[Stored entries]
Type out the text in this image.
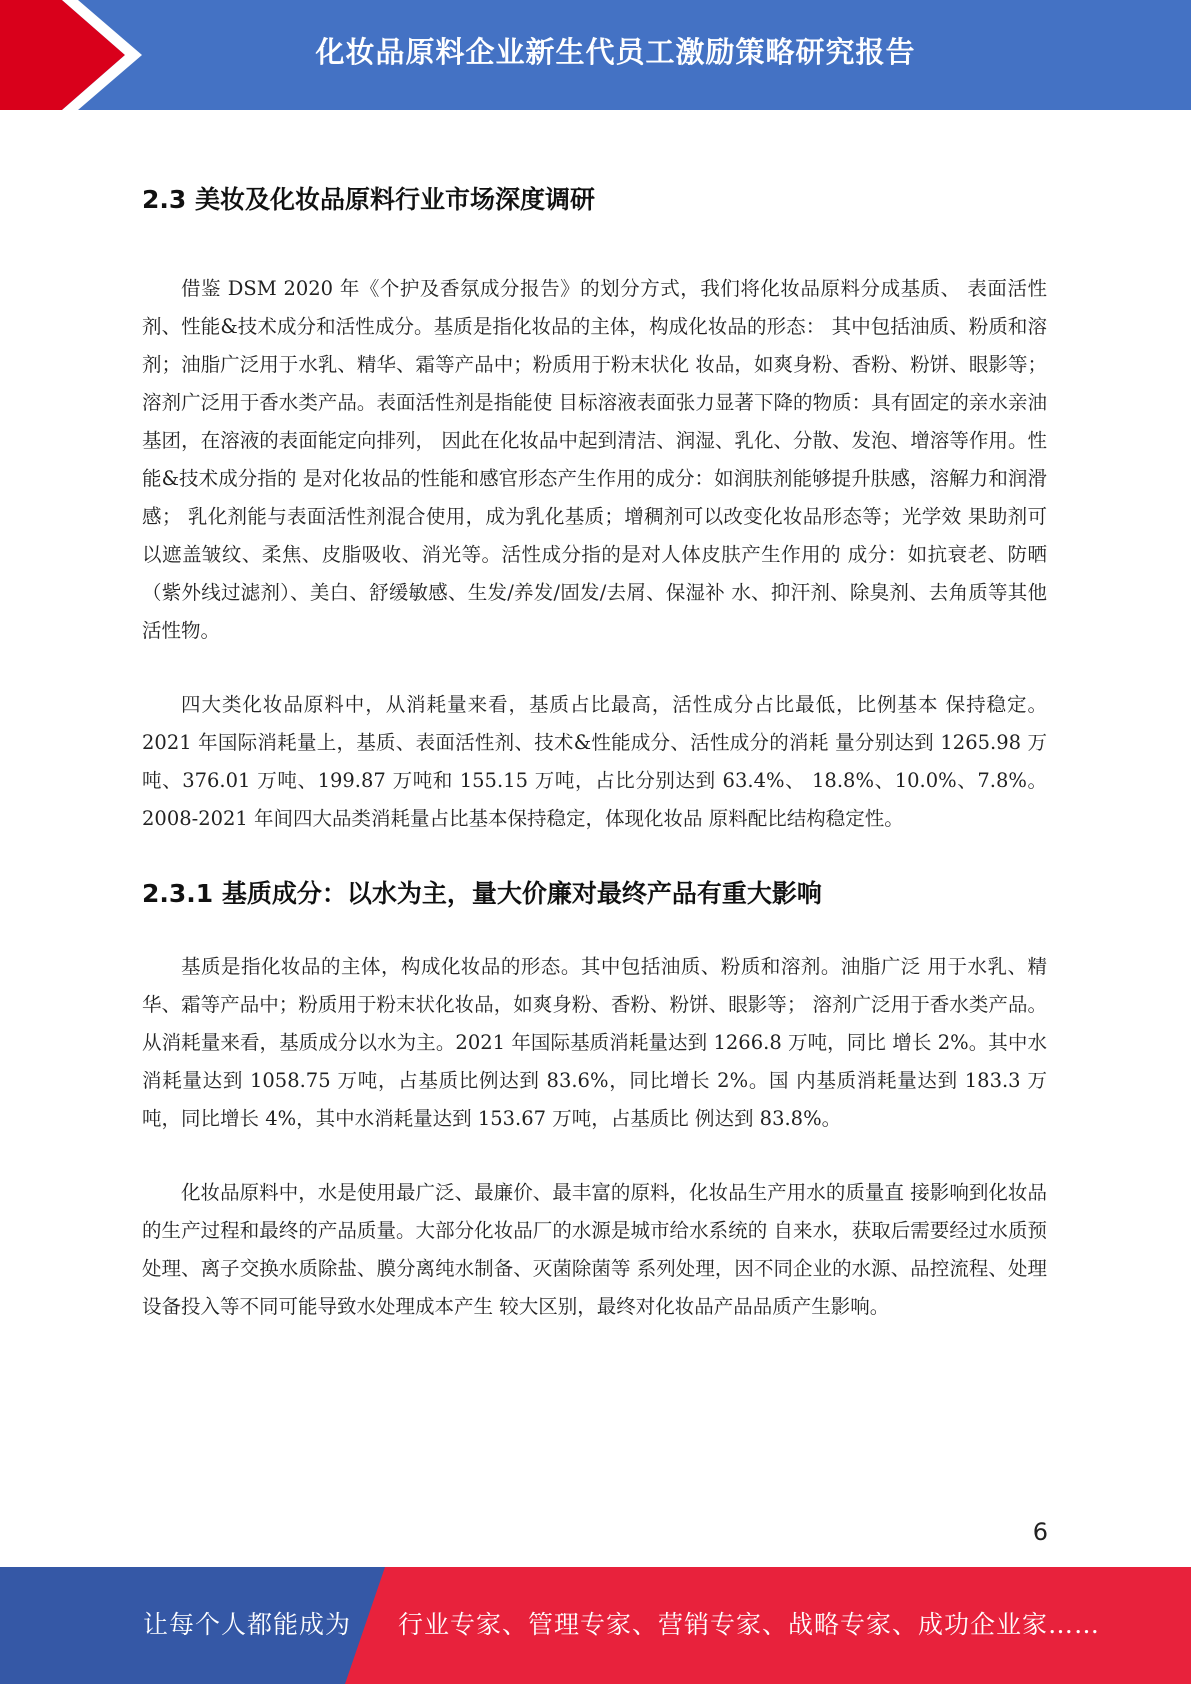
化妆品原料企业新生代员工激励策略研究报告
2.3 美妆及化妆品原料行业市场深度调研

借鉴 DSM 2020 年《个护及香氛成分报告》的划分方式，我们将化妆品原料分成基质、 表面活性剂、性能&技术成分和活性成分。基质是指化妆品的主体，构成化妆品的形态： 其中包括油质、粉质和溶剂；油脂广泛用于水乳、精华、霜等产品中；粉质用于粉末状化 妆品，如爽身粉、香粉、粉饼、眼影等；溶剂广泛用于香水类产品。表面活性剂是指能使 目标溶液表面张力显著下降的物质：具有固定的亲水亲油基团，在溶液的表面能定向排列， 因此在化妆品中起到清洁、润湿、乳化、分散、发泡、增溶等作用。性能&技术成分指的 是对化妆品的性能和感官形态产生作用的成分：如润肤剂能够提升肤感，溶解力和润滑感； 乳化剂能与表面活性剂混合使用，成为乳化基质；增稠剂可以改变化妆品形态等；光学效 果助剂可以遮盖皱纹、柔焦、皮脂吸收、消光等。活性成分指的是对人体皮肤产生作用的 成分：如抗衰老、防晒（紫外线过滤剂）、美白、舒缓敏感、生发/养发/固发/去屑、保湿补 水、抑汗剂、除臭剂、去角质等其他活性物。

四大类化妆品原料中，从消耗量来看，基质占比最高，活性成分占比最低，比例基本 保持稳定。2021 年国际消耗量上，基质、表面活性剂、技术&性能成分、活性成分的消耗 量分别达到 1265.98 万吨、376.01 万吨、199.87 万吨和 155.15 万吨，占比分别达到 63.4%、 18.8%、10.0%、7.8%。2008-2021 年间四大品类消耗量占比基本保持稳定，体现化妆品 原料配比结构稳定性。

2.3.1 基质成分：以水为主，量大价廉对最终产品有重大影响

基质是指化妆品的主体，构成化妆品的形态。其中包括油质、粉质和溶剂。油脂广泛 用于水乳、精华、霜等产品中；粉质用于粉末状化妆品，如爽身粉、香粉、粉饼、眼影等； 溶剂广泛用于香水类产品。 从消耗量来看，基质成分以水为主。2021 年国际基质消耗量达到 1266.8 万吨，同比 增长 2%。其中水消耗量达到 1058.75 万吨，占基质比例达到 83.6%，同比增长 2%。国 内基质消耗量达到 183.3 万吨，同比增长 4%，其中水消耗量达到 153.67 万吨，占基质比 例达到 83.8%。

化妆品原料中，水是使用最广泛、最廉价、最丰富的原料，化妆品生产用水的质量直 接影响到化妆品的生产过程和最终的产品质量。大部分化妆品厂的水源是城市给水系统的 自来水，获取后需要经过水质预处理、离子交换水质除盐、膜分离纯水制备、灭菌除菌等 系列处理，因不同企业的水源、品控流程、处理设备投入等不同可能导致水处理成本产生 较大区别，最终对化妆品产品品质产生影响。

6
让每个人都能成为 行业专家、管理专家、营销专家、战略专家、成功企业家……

» **Exercise**:
Which lines of the material contain the string "从消耗量来看"? List each of them.

» **Response to this task**:
四大类化妆品原料中，从消耗量来看，基质占比最高，活性成分占比最低，比例基本 保持稳定。2021 年国际消耗量上，基质、表面活性剂、技术&性能成分、活性成分的消耗 量分别达到 1265.98 万吨、376.01 万吨、199.87 万吨和 155.15 万吨，占比分别达到 63.4%、 18.8%、10.0%、7.8%。2008-2021 年间四大品类消耗量占比基本保持稳定，体现化妆品 原料配比结构稳定性。
基质是指化妆品的主体，构成化妆品的形态。其中包括油质、粉质和溶剂。油脂广泛 用于水乳、精华、霜等产品中；粉质用于粉末状化妆品，如爽身粉、香粉、粉饼、眼影等； 溶剂广泛用于香水类产品。 从消耗量来看，基质成分以水为主。2021 年国际基质消耗量达到 1266.8 万吨，同比 增长 2%。其中水消耗量达到 1058.75 万吨，占基质比例达到 83.6%，同比增长 2%。国 内基质消耗量达到 183.3 万吨，同比增长 4%，其中水消耗量达到 153.67 万吨，占基质比 例达到 83.8%。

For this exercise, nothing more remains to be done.